** Opening RECORDED INFORMATION block **

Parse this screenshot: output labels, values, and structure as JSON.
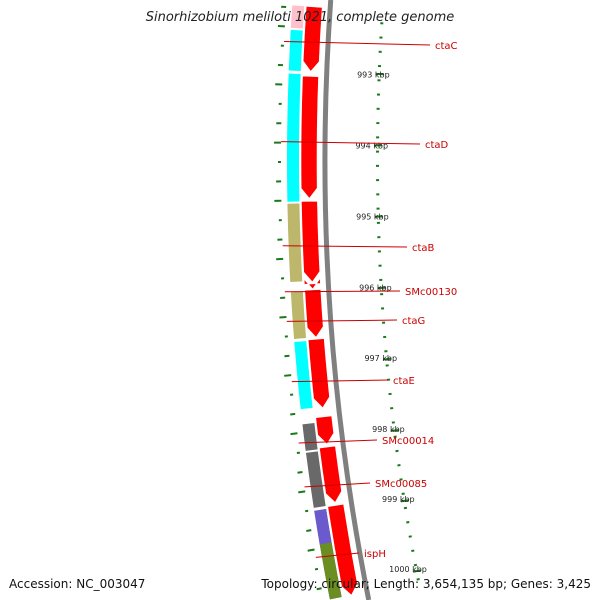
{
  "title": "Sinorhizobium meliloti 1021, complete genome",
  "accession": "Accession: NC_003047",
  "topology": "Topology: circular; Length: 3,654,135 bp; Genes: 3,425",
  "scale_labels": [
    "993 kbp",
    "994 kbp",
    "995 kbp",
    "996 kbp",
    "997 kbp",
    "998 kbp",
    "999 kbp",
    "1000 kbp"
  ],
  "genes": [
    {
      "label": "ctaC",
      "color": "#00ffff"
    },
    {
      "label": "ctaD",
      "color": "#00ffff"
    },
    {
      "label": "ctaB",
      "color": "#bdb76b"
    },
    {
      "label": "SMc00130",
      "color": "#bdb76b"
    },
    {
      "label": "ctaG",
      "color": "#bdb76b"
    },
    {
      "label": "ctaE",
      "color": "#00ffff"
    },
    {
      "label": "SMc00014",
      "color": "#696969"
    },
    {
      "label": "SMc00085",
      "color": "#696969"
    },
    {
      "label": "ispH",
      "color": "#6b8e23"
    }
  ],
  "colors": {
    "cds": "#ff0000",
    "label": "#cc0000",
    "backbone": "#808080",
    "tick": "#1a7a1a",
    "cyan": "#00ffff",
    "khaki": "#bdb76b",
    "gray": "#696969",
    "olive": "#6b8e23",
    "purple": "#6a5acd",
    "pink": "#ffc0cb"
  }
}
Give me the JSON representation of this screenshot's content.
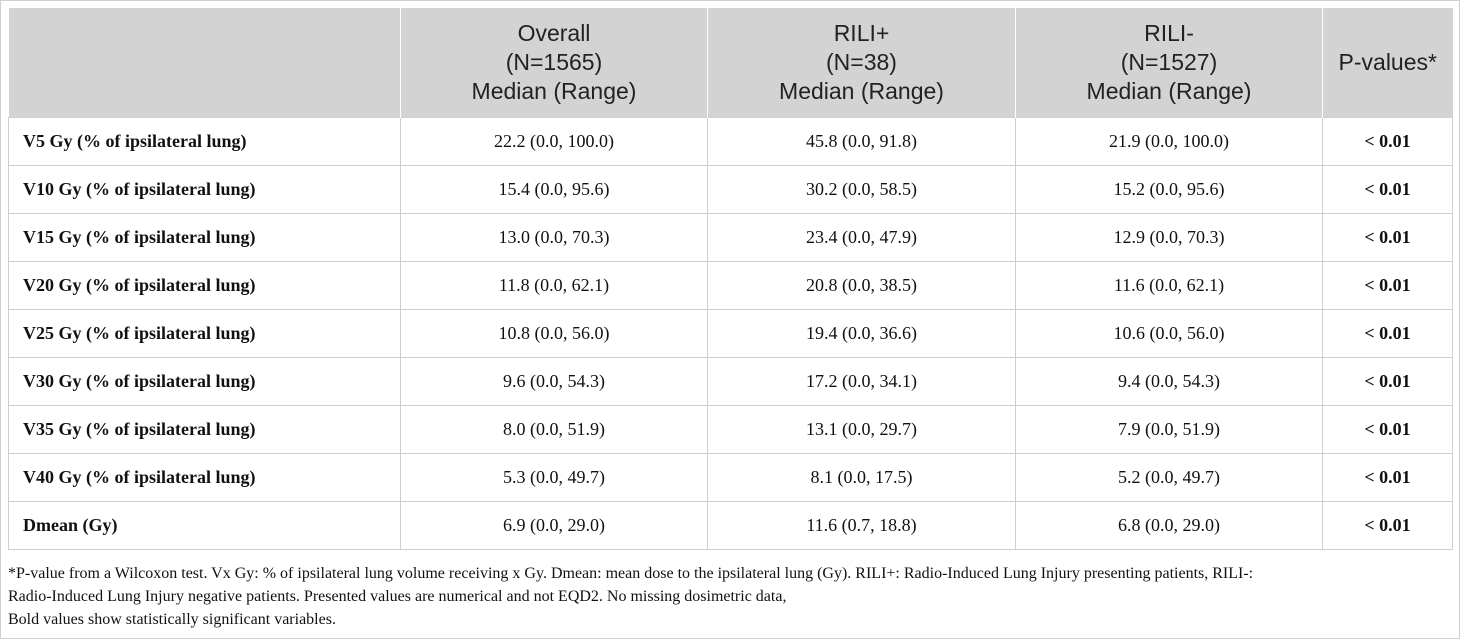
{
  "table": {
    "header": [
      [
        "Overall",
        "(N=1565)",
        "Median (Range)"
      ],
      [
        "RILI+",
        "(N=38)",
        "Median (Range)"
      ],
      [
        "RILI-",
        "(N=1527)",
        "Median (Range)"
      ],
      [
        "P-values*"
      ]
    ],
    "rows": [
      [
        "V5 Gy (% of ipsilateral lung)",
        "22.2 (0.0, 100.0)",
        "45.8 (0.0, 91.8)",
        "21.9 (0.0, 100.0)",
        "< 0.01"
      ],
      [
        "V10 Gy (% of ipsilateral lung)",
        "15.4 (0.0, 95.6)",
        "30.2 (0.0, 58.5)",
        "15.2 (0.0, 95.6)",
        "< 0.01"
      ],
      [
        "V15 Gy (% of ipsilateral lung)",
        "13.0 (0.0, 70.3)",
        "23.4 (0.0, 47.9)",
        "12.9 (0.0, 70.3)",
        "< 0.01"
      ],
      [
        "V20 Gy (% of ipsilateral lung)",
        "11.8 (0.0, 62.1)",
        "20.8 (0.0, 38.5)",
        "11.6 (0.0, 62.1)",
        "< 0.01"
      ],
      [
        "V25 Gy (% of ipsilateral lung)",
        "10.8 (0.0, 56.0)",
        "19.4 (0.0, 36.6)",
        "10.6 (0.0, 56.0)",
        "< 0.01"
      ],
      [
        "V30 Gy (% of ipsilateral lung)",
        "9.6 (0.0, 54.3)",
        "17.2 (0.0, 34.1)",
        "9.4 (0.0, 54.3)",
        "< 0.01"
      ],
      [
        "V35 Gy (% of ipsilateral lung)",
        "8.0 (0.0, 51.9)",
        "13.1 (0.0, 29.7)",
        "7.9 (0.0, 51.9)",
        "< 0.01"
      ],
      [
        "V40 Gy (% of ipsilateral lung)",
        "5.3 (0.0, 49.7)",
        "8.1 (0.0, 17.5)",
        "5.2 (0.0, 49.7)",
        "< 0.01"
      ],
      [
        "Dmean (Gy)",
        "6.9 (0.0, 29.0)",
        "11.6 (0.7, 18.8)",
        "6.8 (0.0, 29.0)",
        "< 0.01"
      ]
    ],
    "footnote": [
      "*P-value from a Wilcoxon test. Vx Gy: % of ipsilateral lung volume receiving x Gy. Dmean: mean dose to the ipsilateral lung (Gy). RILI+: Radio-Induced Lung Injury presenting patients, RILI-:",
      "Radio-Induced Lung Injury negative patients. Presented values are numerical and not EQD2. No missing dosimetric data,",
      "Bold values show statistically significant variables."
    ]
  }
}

** Closing RECORDED INFORMATION block **

**WORK REQUEST**
Determine how many lines contain the string "screenshot" in the listing, and state that number by itself.

**OUTPUT FOR THIS TASK**
2